• Exercise material:

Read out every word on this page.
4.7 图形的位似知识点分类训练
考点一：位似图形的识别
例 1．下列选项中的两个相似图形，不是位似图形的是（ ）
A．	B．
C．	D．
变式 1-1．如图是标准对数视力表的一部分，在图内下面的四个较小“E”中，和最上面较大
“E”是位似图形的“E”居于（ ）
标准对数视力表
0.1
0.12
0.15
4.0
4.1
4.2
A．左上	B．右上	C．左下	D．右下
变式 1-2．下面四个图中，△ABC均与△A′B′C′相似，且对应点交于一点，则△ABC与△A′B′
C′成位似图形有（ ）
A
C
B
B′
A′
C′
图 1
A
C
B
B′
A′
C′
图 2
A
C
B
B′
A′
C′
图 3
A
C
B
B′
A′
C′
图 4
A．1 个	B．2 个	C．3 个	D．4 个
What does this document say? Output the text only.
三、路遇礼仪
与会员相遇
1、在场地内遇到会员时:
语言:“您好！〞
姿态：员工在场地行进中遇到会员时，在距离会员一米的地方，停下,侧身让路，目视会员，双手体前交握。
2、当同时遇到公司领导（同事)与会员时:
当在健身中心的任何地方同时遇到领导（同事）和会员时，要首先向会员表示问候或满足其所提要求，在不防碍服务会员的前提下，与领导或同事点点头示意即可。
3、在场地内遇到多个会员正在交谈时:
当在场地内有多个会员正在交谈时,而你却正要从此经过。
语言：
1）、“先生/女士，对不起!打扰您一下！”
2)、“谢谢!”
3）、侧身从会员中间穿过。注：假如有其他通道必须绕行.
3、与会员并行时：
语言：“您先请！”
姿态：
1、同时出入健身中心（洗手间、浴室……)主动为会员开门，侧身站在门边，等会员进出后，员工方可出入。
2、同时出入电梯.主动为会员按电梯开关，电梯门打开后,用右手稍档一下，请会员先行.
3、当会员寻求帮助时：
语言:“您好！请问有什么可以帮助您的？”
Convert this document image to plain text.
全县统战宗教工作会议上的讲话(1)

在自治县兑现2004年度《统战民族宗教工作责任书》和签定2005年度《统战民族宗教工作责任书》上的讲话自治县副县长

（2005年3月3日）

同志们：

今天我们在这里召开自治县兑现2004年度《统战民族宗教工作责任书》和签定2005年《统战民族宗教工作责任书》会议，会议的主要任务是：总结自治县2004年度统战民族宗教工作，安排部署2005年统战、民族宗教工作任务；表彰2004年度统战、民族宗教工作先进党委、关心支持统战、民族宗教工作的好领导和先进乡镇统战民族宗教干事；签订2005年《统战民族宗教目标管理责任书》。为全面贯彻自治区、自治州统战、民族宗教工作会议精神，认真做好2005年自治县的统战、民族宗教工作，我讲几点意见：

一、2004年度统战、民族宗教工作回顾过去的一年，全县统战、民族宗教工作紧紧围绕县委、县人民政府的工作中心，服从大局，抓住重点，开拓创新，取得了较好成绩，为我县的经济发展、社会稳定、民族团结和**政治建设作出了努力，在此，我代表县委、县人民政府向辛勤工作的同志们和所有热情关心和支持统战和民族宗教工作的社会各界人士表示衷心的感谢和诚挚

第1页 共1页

• What is being asked: Each record above should be output again exactly.

• In response:
Read out every word on this page.
4.7 图形的位似知识点分类训练
考点一：位似图形的识别
例 1．下列选项中的两个相似图形，不是位似图形的是（ ）
A．	B．
C．	D．
变式 1-1．如图是标准对数视力表的一部分，在图内下面的四个较小“E”中，和最上面较大
“E”是位似图形的“E”居于（ ）
标准对数视力表
0.1
0.12
0.15
4.0
4.1
4.2
A．左上	B．右上	C．左下	D．右下
变式 1-2．下面四个图中，△ABC均与△A′B′C′相似，且对应点交于一点，则△ABC与△A′B′
C′成位似图形有（ ）
A
C
B
B′
A′
C′
图 1
A
C
B
B′
A′
C′
图 2
A
C
B
B′
A′
C′
图 3
A
C
B
B′
A′
C′
图 4
A．1 个	B．2 个	C．3 个	D．4 个
What does this document say? Output the text only.
三、路遇礼仪
与会员相遇
1、在场地内遇到会员时:
语言:“您好！〞
姿态：员工在场地行进中遇到会员时，在距离会员一米的地方，停下,侧身让路，目视会员，双手体前交握。
2、当同时遇到公司领导（同事)与会员时:
当在健身中心的任何地方同时遇到领导（同事）和会员时，要首先向会员表示问候或满足其所提要求，在不防碍服务会员的前提下，与领导或同事点点头示意即可。
3、在场地内遇到多个会员正在交谈时:
当在场地内有多个会员正在交谈时,而你却正要从此经过。
语言：
1）、“先生/女士，对不起!打扰您一下！”
2)、“谢谢!”
3）、侧身从会员中间穿过。注：假如有其他通道必须绕行.
3、与会员并行时：
语言：“您先请！”
姿态：
1、同时出入健身中心（洗手间、浴室……)主动为会员开门，侧身站在门边，等会员进出后，员工方可出入。
2、同时出入电梯.主动为会员按电梯开关，电梯门打开后,用右手稍档一下，请会员先行.
3、当会员寻求帮助时：
语言:“您好！请问有什么可以帮助您的？”
Convert this document image to plain text.
全县统战宗教工作会议上的讲话(1)

在自治县兑现2004年度《统战民族宗教工作责任书》和签定2005年度《统战民族宗教工作责任书》上的讲话自治县副县长

（2005年3月3日）

同志们：

今天我们在这里召开自治县兑现2004年度《统战民族宗教工作责任书》和签定2005年《统战民族宗教工作责任书》会议，会议的主要任务是：总结自治县2004年度统战民族宗教工作，安排部署2005年统战、民族宗教工作任务；表彰2004年度统战、民族宗教工作先进党委、关心支持统战、民族宗教工作的好领导和先进乡镇统战民族宗教干事；签订2005年《统战民族宗教目标管理责任书》。为全面贯彻自治区、自治州统战、民族宗教工作会议精神，认真做好2005年自治县的统战、民族宗教工作，我讲几点意见：

一、2004年度统战、民族宗教工作回顾过去的一年，全县统战、民族宗教工作紧紧围绕县委、县人民政府的工作中心，服从大局，抓住重点，开拓创新，取得了较好成绩，为我县的经济发展、社会稳定、民族团结和**政治建设作出了努力，在此，我代表县委、县人民政府向辛勤工作的同志们和所有热情关心和支持统战和民族宗教工作的社会各界人士表示衷心的感谢和诚挚

第1页 共1页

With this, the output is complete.